_TASK REQUIREMENTS:_ Only lines with the word "document" are needed; collect each of them from the listing below.

################

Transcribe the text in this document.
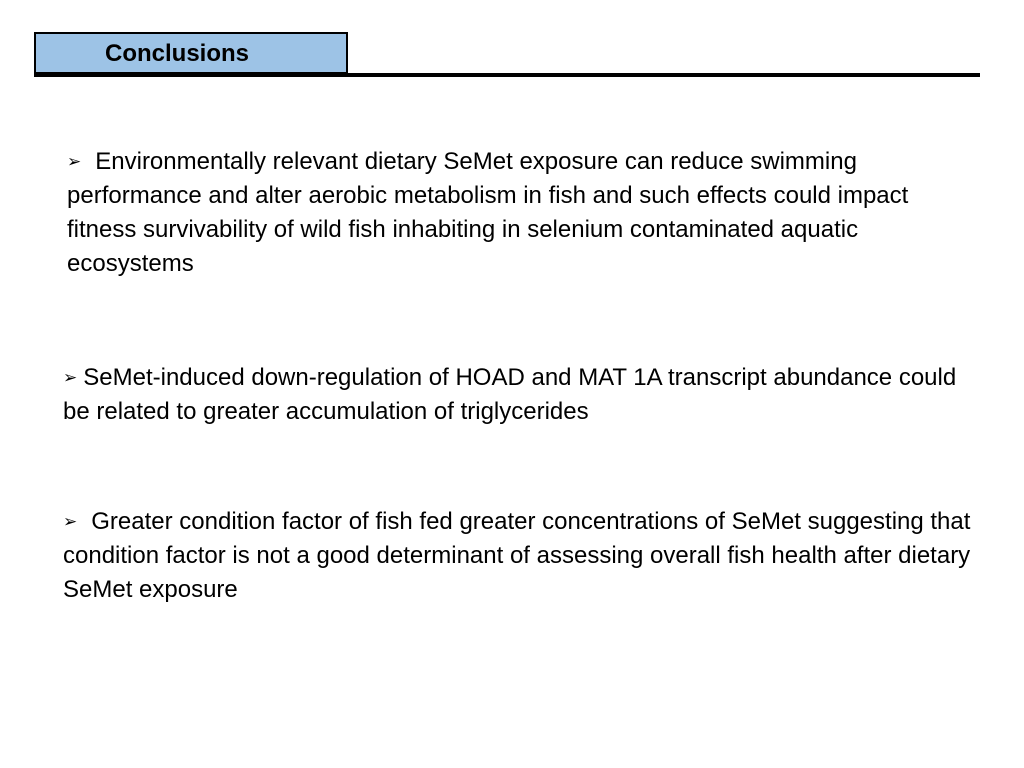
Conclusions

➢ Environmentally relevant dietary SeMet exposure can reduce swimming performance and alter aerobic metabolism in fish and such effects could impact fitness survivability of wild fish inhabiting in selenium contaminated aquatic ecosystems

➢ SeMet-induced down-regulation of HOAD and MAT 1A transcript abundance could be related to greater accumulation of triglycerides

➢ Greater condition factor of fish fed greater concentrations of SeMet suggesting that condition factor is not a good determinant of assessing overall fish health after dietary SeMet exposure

################

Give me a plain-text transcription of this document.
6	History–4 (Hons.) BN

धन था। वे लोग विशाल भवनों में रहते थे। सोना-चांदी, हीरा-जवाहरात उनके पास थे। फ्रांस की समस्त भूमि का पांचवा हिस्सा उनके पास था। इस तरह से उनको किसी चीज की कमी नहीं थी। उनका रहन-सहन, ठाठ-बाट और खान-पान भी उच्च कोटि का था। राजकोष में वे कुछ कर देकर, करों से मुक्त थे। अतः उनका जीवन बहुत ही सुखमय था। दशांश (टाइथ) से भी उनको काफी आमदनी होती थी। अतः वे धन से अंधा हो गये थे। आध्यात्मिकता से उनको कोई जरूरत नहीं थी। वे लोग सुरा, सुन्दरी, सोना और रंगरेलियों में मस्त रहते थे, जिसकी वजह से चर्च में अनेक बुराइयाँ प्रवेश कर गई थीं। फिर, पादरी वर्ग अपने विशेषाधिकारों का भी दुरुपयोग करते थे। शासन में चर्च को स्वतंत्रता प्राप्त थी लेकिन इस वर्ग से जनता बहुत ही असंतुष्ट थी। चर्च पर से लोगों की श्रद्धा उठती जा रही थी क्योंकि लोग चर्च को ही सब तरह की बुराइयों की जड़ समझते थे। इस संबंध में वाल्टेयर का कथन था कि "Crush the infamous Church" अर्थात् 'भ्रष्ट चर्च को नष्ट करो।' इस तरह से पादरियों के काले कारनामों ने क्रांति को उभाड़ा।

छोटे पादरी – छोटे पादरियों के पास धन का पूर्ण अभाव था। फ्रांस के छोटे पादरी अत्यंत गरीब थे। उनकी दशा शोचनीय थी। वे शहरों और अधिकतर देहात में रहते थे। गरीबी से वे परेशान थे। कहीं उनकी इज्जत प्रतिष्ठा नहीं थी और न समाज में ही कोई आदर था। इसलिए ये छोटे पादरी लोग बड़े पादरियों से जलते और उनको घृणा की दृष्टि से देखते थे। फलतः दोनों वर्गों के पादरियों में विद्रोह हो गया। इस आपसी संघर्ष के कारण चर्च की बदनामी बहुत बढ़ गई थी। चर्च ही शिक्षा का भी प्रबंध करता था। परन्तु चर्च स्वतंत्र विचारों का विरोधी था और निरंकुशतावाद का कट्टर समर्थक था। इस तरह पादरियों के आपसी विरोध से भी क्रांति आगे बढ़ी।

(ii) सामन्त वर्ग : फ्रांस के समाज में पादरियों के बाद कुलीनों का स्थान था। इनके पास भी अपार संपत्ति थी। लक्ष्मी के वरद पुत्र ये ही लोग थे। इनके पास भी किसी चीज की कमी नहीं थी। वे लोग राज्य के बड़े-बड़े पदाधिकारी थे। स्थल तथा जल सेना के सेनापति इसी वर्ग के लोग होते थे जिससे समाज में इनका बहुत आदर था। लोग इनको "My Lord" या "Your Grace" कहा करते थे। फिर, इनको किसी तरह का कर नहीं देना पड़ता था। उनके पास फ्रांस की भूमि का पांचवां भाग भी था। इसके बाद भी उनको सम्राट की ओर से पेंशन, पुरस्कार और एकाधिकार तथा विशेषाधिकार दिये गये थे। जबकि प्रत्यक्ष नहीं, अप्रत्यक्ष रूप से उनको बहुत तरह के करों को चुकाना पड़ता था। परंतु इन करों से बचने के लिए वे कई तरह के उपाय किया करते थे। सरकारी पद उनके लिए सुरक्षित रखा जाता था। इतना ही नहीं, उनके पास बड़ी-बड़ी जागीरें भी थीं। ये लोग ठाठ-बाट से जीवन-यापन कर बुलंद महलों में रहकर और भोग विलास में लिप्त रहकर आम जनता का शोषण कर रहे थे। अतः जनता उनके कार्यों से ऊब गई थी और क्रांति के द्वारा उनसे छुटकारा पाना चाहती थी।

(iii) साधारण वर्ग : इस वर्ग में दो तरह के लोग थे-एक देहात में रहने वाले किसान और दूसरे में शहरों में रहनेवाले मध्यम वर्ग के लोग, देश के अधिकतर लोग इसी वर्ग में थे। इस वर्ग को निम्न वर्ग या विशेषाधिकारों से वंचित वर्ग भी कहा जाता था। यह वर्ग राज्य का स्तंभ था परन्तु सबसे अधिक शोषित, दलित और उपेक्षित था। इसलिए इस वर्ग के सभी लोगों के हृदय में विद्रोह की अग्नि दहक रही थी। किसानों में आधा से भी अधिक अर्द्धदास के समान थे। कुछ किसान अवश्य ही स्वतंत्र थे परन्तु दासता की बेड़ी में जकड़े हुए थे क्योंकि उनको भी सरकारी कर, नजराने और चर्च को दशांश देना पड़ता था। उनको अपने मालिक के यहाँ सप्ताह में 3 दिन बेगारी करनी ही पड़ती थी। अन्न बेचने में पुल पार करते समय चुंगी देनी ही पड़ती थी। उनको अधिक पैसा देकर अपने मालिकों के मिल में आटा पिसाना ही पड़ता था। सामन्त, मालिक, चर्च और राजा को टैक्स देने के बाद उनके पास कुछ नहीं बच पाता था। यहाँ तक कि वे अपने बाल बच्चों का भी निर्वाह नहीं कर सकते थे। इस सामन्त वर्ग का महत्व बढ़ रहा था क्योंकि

################

_SOLUTION FOR THIS TASK:_
Transcribe the text in this document.
Give me a plain-text transcription of this document.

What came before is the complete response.